Data to use:
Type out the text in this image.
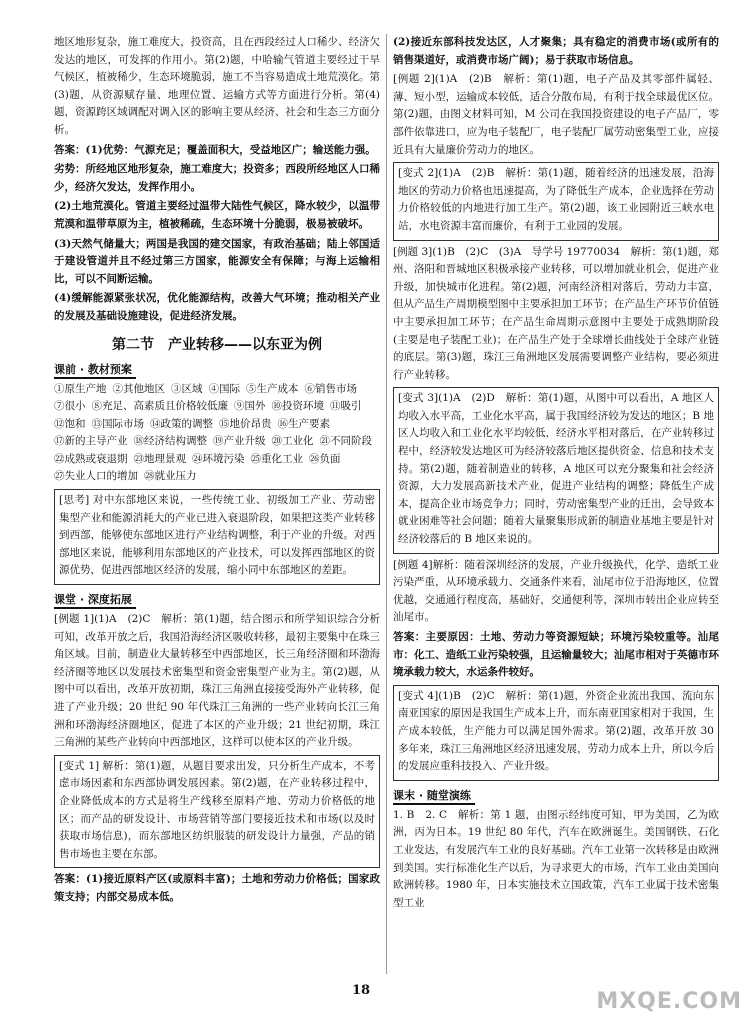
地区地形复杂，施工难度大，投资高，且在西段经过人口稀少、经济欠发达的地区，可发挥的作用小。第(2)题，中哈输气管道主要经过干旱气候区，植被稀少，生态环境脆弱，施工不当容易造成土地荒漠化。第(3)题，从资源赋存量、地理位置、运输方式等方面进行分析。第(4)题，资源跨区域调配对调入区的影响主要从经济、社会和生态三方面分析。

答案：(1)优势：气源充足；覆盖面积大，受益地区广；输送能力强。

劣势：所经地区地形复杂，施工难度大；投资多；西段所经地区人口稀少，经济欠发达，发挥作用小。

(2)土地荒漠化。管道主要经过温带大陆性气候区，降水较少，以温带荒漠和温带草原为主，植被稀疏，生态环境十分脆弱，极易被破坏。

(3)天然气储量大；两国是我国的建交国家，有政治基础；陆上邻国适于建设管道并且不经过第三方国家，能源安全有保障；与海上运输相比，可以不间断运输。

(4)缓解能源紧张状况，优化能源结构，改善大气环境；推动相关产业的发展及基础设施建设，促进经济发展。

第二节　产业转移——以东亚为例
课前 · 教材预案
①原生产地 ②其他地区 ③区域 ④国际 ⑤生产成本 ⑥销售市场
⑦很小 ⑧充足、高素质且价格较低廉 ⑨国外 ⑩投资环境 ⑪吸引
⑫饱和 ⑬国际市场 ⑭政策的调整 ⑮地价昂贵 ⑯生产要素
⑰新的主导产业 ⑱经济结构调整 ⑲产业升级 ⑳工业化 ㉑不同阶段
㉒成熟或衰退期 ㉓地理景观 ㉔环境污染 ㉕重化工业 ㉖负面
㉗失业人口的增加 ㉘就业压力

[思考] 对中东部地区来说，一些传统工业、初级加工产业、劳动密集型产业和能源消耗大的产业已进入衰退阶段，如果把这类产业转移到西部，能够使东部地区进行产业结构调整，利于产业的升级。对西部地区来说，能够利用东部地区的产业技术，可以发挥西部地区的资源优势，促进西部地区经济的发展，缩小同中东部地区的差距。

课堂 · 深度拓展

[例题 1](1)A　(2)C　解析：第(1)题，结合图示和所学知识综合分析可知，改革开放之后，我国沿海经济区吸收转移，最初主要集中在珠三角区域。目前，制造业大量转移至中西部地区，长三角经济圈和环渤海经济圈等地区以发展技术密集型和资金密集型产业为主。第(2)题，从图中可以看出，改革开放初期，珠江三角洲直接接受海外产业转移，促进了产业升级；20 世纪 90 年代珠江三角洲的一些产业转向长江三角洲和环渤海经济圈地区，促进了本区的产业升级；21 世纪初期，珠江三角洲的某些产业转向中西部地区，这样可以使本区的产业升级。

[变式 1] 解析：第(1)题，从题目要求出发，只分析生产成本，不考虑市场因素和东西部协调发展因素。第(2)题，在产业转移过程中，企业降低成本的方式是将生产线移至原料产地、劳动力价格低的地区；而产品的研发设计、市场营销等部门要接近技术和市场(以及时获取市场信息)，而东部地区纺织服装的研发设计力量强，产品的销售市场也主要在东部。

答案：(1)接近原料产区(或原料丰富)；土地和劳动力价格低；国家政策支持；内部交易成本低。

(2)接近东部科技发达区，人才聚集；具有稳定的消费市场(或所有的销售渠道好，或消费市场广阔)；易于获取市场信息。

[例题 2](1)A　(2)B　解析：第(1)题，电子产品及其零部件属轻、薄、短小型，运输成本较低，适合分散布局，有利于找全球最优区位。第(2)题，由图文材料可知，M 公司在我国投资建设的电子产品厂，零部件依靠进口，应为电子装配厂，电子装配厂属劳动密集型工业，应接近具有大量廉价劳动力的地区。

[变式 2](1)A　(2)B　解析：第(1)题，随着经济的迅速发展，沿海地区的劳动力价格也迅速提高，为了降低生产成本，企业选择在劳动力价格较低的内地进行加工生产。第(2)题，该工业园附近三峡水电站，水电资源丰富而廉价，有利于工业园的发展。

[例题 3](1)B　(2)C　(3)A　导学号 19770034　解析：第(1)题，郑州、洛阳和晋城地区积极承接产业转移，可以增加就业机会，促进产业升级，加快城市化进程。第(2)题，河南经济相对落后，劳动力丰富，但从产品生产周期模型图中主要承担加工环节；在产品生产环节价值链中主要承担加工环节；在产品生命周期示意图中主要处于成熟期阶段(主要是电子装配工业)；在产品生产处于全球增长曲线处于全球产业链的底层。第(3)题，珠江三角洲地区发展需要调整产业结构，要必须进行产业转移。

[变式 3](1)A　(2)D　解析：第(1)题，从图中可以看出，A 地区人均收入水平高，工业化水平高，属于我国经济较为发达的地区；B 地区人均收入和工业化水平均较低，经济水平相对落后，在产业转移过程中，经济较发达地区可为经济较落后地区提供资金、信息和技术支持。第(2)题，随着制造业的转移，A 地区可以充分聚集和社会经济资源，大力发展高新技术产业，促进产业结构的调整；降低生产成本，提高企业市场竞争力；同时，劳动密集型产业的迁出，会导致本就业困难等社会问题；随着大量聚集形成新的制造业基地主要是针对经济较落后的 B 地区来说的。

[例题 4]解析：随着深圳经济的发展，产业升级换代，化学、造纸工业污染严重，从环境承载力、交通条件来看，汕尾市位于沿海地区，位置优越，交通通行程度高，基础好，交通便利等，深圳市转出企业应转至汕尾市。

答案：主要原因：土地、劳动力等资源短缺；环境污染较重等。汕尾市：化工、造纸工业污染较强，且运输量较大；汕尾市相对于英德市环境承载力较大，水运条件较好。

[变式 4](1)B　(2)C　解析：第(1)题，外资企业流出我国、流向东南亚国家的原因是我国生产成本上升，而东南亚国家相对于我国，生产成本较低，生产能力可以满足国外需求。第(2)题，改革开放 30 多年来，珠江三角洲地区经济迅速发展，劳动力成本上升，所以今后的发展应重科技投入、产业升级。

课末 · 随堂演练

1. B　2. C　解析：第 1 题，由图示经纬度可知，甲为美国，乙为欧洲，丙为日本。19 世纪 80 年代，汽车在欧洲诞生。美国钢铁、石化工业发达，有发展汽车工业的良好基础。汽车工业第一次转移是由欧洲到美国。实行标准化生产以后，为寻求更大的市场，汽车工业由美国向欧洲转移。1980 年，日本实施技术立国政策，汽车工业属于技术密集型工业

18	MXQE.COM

Exercise directions: Copy in full each line that holds the word "在产业转移过程中".

Result of this task:
[变式 1] 解析：第(1)题，从题目要求出发，只分析生产成本，不考虑市场因素和东西部协调发展因素。第(2)题，在产业转移过程中，企业降低成本的方式是将生产线移至原料产地、劳动力价格低的地区；而产品的研发设计、市场营销等部门要接近技术和市场(以及时获取市场信息)，而东部地区纺织服装的研发设计力量强，产品的销售市场也主要在东部。
[变式 3](1)A　(2)D　解析：第(1)题，从图中可以看出，A 地区人均收入水平高，工业化水平高，属于我国经济较为发达的地区；B 地区人均收入和工业化水平均较低，经济水平相对落后，在产业转移过程中，经济较发达地区可为经济较落后地区提供资金、信息和技术支持。第(2)题，随着制造业的转移，A 地区可以充分聚集和社会经济资源，大力发展高新技术产业，促进产业结构的调整；降低生产成本，提高企业市场竞争力；同时，劳动密集型产业的迁出，会导致本就业困难等社会问题；随着大量聚集形成新的制造业基地主要是针对经济较落后的 B 地区来说的。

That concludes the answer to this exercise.